## Short problem 1:
In the model train coupler thread, which couplers does johnfl68 suggest buying for the locomotive?
## Short problem 2:
Carry the model train coupler thread forward from its final post.
══ Supplied passage
# How to attach cars to engine?



## turkeyhuntr (Mar 24, 2015)

I found a HO train set in the basement. Engine is Athearn AMD-103, 3644 with 824 on engine. It runs good but I can't connect any car to the engine. I have a box car, tank car and caboose only. Don I need a tender? I can't get any car to coonect. Help please!


----------



## D&J Railroad (Oct 4, 2013)

turkeyhuntr said:


> I found a HO train set in the basement. Engine is Athearn AMD-103, 3644 with 824 on engine. It runs good but I can't connect any car to the engine. I have a box car, tank car and caboose only. Don I need a tender? I can't get any car to coonect. Help please!


Either the coupler is broke off or it's a hock horn coupler and your freight cars are knuckle couplers. 
Can you post a picture of the back of the loco?


----------



## johnfl68 (Feb 1, 2015)

If it is the one I am thinking of, it is probably an older "Blue Box" Athearn, in which none of the couplers and detail parts are installed. They usually come in separate manila envelopes.

Were there any small envelopes in the box? Do you still have the box?

As D&J Railroad said, some pictures would be good so we have a better idea of how to possibly help.


----------



## turkeyhuntr (Mar 24, 2015)

OK, here it is, let me know what you think.


----------



## turkeyhuntr (Mar 24, 2015)

Definitely a blue box, but no envelopes. The place where the coupler should be is empty.


----------



## johnfl68 (Feb 1, 2015)

Do the coupler pockets have the lids and screws on them?

If so you just need to get Kadee #27 couplers for it and install them (assuming you want knuckle couplers).

http://www.kadee.com/conv/pdf/ath32.pdf

Looking at the assembly drawing, the coupler box is part of the frame, so it should be there. The lid that comes with the #27 might work if yours is missing from the AMD-103, but I can't say for sure.
════
══ Entries
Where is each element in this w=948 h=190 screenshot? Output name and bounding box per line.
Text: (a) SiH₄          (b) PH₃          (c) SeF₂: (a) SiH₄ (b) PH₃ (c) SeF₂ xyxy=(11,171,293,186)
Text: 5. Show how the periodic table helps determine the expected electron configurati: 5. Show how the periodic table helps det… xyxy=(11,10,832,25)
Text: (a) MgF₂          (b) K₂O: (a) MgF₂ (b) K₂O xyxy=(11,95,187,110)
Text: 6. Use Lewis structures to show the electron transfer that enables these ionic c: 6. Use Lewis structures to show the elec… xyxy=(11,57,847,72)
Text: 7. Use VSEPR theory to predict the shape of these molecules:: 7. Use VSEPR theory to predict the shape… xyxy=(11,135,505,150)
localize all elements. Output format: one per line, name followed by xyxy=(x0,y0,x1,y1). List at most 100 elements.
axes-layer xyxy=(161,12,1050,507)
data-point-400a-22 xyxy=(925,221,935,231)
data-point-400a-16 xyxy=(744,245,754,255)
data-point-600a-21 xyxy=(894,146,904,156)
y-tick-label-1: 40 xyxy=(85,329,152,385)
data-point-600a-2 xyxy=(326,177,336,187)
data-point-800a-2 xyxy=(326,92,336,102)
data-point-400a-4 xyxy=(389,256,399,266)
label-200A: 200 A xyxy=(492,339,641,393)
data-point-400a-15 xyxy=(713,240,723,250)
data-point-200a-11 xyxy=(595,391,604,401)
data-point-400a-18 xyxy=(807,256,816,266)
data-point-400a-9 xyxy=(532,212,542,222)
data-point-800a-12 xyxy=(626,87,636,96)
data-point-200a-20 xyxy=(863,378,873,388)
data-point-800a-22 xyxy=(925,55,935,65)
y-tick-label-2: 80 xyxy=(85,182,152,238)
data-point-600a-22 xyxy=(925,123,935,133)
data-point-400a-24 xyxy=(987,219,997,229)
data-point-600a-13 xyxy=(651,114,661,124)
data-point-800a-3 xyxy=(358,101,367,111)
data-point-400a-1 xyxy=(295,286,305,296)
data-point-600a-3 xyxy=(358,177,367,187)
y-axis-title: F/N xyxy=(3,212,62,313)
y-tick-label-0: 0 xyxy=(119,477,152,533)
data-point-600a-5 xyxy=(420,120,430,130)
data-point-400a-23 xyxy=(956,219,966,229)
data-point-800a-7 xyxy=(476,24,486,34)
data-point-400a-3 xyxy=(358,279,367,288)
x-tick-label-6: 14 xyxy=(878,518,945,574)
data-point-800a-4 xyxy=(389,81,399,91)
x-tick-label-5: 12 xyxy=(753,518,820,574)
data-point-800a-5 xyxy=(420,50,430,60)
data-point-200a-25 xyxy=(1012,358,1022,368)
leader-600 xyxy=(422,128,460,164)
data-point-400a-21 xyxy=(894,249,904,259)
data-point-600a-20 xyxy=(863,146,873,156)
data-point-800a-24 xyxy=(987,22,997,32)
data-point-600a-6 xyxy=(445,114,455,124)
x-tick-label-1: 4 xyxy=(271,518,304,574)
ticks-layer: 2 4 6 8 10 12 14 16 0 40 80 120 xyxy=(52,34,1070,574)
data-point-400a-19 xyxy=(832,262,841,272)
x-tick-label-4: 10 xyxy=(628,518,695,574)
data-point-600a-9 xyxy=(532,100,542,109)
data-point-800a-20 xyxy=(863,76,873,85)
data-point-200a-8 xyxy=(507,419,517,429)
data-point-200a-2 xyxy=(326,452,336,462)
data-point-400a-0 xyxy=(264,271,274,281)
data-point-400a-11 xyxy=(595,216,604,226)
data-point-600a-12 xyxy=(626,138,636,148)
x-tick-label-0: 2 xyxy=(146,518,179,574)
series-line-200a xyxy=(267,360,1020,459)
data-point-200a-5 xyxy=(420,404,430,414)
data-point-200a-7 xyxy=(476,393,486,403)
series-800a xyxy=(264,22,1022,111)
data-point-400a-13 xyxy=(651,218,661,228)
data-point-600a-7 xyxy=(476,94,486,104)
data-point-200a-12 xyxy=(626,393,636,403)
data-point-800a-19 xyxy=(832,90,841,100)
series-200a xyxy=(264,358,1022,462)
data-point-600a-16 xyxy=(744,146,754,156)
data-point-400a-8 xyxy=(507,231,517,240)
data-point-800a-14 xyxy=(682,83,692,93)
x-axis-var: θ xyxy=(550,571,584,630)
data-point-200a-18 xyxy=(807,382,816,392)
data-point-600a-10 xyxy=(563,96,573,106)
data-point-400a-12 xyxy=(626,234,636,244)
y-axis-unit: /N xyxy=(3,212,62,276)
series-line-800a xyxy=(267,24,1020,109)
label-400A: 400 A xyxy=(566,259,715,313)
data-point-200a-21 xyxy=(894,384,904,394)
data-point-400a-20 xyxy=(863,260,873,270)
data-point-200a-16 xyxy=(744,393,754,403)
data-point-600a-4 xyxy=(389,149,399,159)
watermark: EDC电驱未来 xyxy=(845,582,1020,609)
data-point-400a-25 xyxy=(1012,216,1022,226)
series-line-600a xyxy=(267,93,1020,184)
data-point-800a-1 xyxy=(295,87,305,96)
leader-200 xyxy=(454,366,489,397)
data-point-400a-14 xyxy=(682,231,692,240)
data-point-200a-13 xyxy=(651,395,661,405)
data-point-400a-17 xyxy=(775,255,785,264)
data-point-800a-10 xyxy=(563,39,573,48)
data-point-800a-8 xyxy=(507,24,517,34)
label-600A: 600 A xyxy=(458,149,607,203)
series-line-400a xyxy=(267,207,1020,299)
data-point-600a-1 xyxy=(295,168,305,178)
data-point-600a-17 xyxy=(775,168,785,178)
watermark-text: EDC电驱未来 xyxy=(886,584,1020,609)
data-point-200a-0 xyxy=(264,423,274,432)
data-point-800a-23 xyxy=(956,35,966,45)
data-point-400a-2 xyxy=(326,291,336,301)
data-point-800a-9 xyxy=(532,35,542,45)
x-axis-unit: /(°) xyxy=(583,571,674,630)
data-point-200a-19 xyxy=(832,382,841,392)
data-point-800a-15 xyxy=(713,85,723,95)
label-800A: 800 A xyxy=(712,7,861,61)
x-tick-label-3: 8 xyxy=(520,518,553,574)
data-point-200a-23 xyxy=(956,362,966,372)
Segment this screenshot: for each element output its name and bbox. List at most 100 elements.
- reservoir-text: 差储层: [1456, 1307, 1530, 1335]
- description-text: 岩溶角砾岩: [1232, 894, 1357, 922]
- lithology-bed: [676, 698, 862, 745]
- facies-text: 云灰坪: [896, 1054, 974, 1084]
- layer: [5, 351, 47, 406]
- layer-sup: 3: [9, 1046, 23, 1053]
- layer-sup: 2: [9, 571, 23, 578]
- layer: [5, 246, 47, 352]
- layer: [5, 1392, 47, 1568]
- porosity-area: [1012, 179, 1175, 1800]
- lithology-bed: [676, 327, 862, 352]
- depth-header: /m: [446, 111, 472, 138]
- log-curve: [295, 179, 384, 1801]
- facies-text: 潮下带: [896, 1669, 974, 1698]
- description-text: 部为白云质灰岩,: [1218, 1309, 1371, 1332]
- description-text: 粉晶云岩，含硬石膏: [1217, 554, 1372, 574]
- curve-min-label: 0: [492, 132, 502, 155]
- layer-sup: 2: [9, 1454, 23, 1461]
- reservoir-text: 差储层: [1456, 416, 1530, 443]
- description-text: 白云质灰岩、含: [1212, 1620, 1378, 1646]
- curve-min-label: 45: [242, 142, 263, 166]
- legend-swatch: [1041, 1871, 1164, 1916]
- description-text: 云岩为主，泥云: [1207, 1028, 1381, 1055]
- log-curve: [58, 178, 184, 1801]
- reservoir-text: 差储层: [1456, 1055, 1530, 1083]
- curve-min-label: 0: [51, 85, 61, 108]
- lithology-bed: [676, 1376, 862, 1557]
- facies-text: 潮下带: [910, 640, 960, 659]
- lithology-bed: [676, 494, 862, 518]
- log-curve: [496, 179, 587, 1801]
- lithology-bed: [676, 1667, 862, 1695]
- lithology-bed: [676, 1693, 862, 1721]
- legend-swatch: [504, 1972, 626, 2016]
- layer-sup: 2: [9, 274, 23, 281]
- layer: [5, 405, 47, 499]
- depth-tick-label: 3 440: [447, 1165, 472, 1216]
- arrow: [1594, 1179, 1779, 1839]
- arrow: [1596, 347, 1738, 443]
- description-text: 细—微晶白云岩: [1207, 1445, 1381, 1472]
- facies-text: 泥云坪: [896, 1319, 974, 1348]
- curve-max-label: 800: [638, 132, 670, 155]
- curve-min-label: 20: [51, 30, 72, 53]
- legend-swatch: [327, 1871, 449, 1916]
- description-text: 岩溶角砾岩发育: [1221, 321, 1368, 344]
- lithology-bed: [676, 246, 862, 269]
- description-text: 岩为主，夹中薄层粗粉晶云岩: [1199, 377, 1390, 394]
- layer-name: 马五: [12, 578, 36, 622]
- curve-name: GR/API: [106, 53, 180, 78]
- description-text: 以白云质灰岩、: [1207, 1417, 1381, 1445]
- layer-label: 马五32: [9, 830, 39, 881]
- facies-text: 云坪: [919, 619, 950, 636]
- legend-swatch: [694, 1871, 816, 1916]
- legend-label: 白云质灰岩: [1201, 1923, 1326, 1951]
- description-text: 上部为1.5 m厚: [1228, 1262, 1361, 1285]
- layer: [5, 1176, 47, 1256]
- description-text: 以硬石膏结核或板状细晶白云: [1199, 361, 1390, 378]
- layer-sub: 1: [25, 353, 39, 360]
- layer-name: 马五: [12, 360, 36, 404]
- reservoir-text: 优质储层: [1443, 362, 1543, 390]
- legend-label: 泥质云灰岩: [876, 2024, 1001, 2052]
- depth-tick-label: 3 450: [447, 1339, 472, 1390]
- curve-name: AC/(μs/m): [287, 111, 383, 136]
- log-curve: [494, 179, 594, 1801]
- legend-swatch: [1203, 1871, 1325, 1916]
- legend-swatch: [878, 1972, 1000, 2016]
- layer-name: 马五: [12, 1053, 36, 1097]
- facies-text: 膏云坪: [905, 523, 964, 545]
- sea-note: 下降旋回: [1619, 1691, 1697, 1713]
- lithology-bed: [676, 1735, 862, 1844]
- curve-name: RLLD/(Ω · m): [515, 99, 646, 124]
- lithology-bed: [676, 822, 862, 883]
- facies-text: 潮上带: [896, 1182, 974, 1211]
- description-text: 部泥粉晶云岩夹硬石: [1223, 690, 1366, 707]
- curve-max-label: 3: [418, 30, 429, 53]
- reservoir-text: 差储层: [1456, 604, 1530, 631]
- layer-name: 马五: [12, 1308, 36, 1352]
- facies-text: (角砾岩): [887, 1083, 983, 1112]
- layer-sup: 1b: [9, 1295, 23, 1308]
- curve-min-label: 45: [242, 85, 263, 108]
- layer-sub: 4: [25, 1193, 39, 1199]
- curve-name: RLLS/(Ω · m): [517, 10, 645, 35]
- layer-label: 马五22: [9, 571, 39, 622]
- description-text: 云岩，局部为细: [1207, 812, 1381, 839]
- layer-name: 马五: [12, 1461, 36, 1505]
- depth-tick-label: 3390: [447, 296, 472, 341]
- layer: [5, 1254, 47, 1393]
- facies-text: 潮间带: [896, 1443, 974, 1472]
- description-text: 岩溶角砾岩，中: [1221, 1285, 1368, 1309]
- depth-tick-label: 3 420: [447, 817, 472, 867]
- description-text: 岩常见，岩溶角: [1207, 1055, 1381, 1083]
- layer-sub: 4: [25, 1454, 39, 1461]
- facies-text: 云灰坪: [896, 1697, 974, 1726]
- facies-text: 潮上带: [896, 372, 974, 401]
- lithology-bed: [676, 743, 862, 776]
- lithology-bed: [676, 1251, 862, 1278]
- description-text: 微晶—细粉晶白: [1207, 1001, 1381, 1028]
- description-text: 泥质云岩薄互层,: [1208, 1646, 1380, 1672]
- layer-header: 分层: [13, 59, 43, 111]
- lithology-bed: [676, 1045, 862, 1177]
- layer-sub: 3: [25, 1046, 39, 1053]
════
## Exercise answer 1:
Kadee #27 couplers.

## Exercise answer 2:
http://hoseeker.net/assemblyexplosionAthearn/Assembly Explosion Athearn AMD 103 1997.jpg

Hopefully this points you in a better direction. Not sure what else might be missing, these haven't been made in a long time, so parts are hard to find, unless you find another new old stock on eBay that still has everything for a reasonable price.


----------



## turkeyhuntr (Mar 24, 2015)

ok, there definitely is no coupler on the engine, it's just a post, no screw. I have posted pics of the coupler on a box car (Erie Lackawanna 74163).
Questions: Do you know what coupler I should buy to put on the engine so I can connect to this car? In Johnfl68's post the part # of the coupler is 90601 but I don't know if that will connect to my car.
2. where can i buy it
3 will i be able to install it

Thanks for your help, you guys are great.


----------



## bluenavigator (Aug 30, 2015)

These are called horn couplers. 

One will chime with the correct Kabee couplers. I had not replace mine yet.


----------



## Josephbw (Jul 23, 2015)

You probably need the U shaped clip that holds the coupler on the engine. What you have on your car are called horn hook couplers. They work (kind of) and will do until you decide to change couplers down the road. I've been replacing horn hooks with Kadee #148's and have thrown away hundreds of the horn hooks. If you know someone local or a hobby shop, they will probably give you all you want. The coupler clips are available, but will probably have to be ordered.

Good Luck
Joe


----------



## CTValleyRR (Jul 26, 2014)

To answer your last question first: installing couplers falls under the list of "Extremely Basic Model Railroading skills". If you can handle small parts and turn a screwdriver, you can install a coupler.

Do you have a set of miniature screwdrivers? If not, that's your first purchase.

I would recommend simply installing a Kadee #27 according to the instructions John provided above. You can get them (and most of your model railroading needs) at www.modeltrainstuff.com. Walthers (www.walthers.com) is the largest distributor in North America. They list most of what is for sale, but always charge MSRP. EBay is popular with model railroaders, as is Amazon. There are also a number of other dealers, and some specialty ones as well. Your local hobby shop is also a good place to buy, just don't expect thrm to compete with internet ptices.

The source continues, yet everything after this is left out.